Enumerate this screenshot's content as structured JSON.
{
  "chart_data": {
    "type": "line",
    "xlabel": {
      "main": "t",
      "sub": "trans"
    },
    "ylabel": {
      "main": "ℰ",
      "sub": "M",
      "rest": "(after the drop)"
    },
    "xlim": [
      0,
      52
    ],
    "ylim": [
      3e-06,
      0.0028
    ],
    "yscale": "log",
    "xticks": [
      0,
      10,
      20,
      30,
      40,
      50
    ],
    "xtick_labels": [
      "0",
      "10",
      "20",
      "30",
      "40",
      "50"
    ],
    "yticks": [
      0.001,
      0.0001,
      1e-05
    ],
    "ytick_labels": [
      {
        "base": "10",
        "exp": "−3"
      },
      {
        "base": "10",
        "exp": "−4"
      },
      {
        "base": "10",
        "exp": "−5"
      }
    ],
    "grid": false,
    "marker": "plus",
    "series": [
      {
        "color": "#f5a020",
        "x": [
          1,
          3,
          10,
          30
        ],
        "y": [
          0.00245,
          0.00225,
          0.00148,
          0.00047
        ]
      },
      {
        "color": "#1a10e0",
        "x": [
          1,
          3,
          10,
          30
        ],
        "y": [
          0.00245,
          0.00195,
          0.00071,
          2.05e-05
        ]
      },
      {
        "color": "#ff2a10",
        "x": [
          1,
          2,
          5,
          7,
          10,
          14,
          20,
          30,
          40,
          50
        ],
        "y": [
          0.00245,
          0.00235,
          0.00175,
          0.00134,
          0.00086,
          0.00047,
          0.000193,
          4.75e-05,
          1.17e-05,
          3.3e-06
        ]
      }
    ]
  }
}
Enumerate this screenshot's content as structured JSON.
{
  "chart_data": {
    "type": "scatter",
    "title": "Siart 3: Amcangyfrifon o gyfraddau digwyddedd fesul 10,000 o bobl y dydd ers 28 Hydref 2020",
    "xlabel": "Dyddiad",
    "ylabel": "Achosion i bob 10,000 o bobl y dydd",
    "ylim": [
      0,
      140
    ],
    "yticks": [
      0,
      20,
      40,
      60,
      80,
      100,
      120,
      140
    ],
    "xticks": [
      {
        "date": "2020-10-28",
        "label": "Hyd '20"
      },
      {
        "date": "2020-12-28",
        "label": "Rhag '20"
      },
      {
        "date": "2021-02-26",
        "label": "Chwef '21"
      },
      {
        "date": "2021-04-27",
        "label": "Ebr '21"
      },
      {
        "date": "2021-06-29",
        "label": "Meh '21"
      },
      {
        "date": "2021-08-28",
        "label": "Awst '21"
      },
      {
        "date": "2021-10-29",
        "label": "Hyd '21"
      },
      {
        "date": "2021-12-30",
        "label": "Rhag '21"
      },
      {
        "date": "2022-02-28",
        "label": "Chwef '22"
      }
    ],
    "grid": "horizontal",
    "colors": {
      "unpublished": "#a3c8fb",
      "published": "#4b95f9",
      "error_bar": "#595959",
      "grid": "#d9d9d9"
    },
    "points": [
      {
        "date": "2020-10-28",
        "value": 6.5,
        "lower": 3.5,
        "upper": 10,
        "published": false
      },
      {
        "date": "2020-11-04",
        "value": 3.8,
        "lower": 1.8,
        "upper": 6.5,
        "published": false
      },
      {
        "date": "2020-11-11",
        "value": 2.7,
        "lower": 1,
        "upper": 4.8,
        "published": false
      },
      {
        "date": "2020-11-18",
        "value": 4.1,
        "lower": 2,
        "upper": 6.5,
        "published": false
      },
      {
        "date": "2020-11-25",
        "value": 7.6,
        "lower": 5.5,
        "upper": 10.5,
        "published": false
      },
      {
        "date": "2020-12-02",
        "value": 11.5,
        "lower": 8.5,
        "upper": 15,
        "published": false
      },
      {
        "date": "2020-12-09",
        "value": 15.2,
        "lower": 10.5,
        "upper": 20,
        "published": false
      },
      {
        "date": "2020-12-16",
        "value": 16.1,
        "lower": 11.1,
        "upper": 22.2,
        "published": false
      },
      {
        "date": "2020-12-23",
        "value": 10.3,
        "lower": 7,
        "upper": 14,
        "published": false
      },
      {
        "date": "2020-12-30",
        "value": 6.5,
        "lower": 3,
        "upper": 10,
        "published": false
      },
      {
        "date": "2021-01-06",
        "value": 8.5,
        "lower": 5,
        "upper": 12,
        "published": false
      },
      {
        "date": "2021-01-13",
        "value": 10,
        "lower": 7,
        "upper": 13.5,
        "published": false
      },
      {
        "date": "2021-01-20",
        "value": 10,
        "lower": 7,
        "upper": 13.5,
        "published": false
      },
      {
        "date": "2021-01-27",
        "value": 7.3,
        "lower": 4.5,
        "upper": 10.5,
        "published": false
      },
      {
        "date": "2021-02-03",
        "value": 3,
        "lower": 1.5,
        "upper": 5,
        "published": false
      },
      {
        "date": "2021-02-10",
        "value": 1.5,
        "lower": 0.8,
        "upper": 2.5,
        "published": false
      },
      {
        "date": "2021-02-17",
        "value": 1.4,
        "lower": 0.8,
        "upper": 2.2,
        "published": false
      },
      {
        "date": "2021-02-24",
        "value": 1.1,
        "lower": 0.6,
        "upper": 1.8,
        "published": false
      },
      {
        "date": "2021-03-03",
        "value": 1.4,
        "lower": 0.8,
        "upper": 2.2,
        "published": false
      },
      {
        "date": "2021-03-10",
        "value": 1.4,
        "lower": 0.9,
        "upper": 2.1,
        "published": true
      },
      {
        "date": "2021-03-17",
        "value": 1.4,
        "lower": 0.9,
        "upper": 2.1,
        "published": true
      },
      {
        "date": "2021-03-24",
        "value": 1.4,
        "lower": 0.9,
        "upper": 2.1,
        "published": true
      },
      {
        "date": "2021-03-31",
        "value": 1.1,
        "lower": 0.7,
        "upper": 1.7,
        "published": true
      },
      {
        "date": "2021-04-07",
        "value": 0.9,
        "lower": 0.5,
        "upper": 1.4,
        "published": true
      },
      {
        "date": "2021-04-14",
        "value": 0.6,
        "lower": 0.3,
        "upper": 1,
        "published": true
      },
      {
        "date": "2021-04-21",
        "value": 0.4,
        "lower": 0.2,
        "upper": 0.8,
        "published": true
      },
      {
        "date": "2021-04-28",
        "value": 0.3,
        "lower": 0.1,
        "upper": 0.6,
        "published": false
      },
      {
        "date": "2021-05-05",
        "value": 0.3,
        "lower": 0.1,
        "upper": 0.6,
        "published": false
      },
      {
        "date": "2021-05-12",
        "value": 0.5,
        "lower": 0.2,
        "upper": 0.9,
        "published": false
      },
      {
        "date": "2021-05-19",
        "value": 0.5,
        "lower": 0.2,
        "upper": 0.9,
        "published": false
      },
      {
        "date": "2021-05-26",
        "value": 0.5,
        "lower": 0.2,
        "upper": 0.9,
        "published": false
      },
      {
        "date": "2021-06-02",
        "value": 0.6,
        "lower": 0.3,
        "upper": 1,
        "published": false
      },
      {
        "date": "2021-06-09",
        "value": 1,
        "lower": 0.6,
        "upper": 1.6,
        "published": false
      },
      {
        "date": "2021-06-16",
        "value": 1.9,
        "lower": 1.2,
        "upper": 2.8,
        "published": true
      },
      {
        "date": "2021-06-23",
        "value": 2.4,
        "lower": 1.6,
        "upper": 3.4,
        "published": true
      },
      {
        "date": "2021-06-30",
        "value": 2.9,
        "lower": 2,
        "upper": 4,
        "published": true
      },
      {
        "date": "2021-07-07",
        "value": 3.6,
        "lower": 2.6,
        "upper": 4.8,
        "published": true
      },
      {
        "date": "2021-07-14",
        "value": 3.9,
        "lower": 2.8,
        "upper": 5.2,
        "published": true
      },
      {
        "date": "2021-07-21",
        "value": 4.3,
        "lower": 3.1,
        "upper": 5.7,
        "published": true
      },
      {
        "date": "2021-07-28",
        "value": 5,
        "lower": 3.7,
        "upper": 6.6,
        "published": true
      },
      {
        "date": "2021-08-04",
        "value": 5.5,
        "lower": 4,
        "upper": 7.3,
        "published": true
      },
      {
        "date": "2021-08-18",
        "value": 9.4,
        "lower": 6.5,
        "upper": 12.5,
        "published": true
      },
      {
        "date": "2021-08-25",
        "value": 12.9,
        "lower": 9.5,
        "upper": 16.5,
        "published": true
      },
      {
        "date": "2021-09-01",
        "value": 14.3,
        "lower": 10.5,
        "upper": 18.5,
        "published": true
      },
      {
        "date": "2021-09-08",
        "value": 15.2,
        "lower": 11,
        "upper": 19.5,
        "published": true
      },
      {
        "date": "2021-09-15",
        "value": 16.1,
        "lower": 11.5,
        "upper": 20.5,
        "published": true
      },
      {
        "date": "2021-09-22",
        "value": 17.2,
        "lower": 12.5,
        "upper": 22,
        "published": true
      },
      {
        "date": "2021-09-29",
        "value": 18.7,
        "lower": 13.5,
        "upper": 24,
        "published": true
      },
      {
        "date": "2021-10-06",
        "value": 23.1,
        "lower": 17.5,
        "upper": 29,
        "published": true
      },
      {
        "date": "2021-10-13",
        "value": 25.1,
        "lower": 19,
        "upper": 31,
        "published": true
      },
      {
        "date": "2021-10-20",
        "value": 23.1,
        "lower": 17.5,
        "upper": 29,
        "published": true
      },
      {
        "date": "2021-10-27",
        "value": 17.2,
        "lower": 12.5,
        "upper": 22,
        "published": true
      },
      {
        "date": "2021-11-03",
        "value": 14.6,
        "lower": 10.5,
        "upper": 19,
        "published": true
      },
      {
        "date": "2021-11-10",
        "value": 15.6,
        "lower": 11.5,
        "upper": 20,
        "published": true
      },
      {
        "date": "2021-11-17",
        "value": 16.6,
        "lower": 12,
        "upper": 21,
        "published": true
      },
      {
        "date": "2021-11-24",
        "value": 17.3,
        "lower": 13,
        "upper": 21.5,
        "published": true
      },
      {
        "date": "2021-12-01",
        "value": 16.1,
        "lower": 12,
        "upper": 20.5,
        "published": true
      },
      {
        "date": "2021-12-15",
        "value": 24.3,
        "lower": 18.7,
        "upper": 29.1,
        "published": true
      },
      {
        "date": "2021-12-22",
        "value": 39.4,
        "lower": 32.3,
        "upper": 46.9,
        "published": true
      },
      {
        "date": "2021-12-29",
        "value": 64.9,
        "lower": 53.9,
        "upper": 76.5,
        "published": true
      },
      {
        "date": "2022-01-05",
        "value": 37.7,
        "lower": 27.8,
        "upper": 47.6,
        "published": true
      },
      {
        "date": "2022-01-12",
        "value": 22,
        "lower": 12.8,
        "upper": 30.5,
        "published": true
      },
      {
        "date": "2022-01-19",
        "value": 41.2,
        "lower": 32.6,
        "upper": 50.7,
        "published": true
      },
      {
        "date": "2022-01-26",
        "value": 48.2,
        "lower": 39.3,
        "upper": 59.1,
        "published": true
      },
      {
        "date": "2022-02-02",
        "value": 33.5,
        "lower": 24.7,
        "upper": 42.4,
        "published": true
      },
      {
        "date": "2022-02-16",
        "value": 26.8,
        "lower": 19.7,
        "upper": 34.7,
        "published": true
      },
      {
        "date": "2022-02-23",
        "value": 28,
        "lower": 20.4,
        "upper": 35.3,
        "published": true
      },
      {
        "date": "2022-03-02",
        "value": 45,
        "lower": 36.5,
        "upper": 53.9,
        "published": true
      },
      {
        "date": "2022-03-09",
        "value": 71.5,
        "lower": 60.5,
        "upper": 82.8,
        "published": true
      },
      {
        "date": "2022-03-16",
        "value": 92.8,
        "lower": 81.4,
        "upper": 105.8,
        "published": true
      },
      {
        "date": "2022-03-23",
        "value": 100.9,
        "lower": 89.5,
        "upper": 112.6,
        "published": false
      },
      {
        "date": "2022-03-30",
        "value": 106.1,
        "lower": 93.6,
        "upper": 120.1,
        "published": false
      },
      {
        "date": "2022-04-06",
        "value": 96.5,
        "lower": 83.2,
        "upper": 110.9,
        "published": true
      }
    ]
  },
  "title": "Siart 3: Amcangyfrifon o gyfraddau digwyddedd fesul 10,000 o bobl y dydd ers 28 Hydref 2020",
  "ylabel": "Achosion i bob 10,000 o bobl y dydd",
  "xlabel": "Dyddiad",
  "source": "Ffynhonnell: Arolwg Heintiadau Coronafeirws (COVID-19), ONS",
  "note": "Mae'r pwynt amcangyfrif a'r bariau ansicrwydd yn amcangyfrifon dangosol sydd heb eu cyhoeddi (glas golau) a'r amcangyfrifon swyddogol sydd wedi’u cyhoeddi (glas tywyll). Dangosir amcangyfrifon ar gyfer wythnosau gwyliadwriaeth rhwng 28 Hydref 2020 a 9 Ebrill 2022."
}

____

Identify and copy all lines with the word "ylabel".

    "ylabel": {
    "ylabel": "Achosion i bob 10,000 o bobl y dydd",
  "ylabel": "Achosion i bob 10,000 o bobl y dydd",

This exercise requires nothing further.